## Exercise task
Copy out the records verbatim, from the line containing "288, 384, 297]" through the line containing "367, 605, 382]", with both of those lines included.

## Data in this exercise
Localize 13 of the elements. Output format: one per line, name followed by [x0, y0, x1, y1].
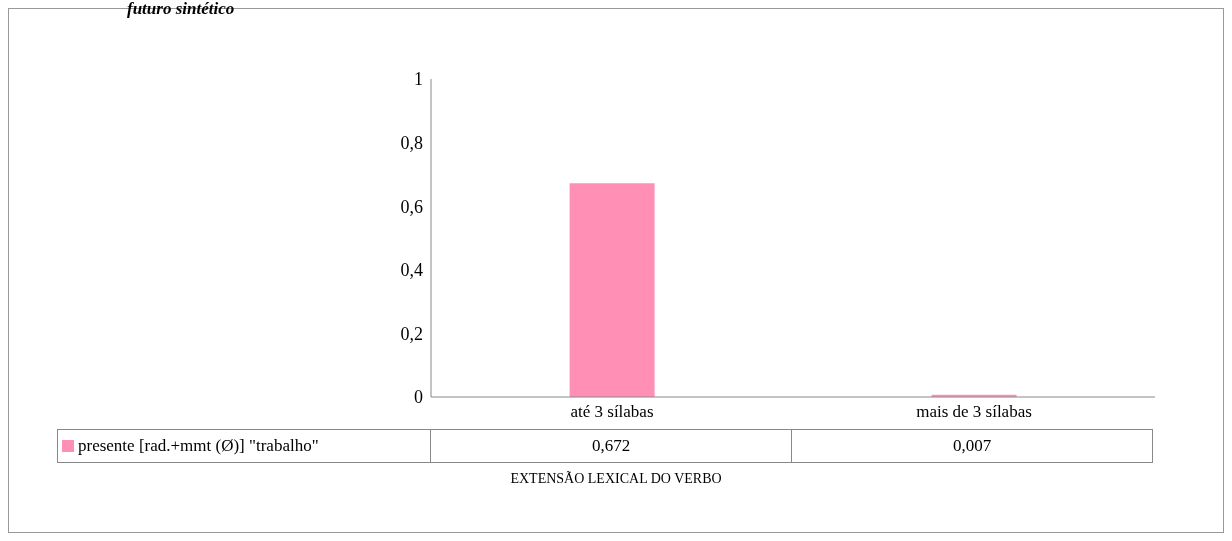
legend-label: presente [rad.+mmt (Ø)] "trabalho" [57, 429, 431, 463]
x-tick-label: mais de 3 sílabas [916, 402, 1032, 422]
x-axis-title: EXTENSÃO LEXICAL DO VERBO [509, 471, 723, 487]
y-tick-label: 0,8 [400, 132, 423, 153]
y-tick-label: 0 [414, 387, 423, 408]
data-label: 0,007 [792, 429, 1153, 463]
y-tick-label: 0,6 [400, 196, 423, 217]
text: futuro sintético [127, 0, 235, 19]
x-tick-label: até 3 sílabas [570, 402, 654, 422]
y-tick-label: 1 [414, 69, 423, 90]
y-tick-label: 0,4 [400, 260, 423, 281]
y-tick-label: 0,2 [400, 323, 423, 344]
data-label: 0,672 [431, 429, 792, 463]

* * *

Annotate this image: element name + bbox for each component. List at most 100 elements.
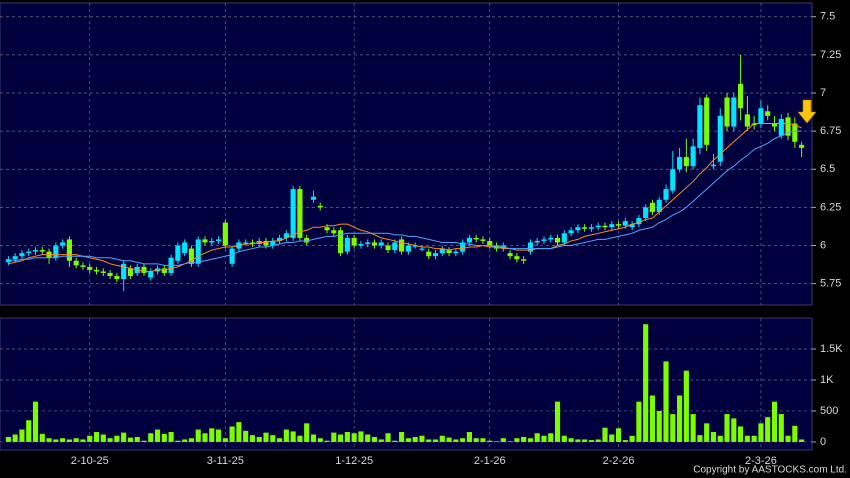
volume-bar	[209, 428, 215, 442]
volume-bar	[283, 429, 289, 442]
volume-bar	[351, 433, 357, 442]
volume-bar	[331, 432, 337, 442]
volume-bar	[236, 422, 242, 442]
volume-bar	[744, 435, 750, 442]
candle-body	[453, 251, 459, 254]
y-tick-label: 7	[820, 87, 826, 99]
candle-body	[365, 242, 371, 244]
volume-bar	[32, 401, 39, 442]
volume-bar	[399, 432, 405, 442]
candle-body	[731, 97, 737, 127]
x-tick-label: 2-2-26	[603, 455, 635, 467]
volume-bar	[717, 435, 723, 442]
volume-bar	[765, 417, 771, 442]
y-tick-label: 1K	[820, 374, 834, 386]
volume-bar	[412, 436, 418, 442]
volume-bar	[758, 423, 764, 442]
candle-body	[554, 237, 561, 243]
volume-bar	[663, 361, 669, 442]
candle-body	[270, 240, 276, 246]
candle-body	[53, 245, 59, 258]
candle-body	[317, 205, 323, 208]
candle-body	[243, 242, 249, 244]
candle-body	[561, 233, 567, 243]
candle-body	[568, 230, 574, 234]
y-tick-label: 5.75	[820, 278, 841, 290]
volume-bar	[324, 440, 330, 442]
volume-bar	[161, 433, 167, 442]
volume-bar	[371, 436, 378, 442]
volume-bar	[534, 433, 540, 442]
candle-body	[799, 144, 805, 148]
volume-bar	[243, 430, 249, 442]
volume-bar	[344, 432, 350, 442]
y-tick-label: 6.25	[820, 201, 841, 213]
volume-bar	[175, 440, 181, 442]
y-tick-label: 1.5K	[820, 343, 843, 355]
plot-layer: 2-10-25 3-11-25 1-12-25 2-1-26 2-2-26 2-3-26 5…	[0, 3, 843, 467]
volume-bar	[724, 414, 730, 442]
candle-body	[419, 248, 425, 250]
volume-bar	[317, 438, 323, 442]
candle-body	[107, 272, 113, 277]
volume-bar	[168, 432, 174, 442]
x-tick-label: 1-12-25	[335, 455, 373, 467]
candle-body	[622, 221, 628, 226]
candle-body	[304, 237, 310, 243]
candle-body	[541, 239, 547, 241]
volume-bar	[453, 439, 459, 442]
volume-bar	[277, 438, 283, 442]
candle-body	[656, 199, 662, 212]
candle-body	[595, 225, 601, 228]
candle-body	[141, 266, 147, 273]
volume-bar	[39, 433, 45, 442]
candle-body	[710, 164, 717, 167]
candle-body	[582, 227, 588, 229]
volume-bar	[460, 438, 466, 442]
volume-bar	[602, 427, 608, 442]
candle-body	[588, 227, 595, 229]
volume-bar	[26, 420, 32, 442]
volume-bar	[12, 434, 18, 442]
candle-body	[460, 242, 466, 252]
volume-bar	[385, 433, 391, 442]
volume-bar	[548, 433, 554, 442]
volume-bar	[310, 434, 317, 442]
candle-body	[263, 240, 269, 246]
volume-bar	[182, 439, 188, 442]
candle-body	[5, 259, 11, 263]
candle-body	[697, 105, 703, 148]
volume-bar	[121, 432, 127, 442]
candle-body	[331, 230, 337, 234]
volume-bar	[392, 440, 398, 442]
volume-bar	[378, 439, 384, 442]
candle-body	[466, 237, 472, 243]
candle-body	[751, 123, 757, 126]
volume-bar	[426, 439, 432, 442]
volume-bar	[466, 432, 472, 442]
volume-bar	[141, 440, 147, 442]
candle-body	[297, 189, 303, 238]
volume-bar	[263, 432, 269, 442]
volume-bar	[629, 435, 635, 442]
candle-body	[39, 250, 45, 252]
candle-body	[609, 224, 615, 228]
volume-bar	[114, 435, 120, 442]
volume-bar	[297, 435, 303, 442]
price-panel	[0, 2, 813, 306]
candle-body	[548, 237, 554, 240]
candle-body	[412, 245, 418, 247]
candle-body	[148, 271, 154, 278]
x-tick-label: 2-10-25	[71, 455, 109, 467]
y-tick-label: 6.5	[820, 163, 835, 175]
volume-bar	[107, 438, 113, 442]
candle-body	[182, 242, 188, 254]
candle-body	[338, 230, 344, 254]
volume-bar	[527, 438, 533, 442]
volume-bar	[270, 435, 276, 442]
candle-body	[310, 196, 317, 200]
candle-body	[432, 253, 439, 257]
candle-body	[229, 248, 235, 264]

--

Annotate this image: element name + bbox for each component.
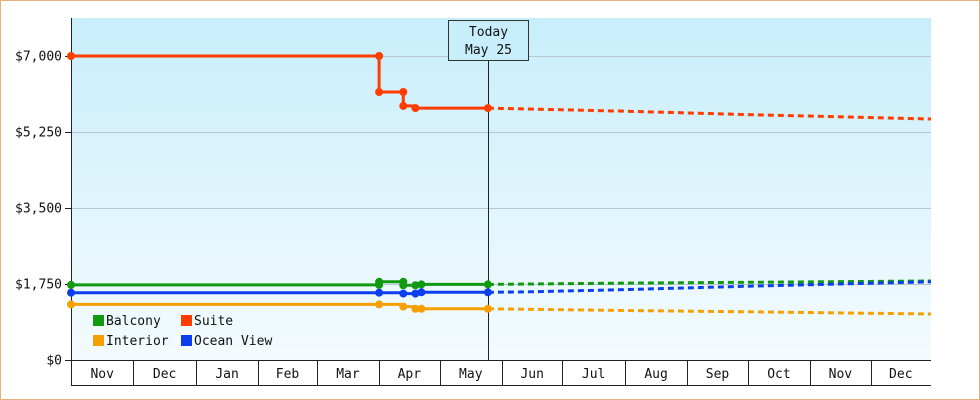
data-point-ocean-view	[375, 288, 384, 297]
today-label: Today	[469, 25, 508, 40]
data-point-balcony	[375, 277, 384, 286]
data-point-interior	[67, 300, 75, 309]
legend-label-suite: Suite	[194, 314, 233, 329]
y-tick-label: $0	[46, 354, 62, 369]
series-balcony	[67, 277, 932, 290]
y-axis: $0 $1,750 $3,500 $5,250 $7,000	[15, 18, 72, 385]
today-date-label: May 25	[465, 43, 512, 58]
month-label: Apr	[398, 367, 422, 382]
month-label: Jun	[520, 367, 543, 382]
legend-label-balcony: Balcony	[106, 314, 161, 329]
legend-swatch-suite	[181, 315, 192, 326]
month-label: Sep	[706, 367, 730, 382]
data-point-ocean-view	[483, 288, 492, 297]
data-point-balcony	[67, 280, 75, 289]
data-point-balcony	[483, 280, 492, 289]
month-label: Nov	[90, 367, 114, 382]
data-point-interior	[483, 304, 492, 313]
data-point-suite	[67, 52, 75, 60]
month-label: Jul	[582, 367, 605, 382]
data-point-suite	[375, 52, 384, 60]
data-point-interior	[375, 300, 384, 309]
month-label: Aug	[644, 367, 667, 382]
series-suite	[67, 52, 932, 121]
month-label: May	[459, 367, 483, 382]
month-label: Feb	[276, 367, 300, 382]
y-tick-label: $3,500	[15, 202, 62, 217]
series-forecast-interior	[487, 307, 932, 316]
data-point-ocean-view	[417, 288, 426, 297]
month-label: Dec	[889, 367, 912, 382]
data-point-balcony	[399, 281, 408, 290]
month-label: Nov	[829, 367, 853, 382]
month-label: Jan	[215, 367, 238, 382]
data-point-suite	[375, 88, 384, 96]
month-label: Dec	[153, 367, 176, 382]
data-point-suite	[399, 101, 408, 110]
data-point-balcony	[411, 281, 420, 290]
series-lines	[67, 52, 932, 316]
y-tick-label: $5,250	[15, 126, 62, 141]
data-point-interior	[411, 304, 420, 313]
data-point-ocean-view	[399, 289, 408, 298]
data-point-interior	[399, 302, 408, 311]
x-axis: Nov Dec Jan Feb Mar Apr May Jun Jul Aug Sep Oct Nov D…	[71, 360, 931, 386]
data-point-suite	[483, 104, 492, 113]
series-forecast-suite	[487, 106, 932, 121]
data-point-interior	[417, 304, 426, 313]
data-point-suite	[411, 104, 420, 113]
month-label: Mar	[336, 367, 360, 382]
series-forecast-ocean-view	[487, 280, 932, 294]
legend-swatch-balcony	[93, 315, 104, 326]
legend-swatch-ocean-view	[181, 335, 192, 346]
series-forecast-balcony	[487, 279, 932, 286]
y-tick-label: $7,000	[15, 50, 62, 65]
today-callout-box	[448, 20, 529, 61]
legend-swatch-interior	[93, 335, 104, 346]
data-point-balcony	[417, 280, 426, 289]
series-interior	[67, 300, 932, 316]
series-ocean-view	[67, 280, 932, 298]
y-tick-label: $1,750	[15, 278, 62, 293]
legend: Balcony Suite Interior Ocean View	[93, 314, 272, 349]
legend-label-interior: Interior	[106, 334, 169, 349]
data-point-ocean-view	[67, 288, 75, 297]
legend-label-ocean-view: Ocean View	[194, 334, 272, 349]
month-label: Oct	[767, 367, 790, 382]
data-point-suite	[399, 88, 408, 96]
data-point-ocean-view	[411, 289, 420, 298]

## Solution for this task
data-point-ocean-view	[375, 288, 384, 297]
today-label: Today	[469, 25, 508, 40]
data-point-balcony	[375, 277, 384, 286]
data-point-interior	[67, 300, 75, 309]
legend-label-suite: Suite	[194, 314, 233, 329]
y-tick-label: $0	[46, 354, 62, 369]
series-balcony	[67, 277, 932, 290]
y-axis: $0 $1,750 $3,500 $5,250 $7,000	[15, 18, 72, 385]
today-date-label: May 25	[465, 43, 512, 58]
month-label: Apr	[398, 367, 422, 382]
month-label: Jun	[520, 367, 543, 382]
legend-label-balcony: Balcony	[106, 314, 161, 329]
legend-swatch-suite	[181, 315, 192, 326]
month-label: Sep	[706, 367, 730, 382]
data-point-ocean-view	[483, 288, 492, 297]
data-point-balcony	[67, 280, 75, 289]
data-point-balcony	[483, 280, 492, 289]
month-label: Nov	[90, 367, 114, 382]
data-point-interior	[483, 304, 492, 313]
data-point-suite	[67, 52, 75, 60]
month-label: Jul	[582, 367, 605, 382]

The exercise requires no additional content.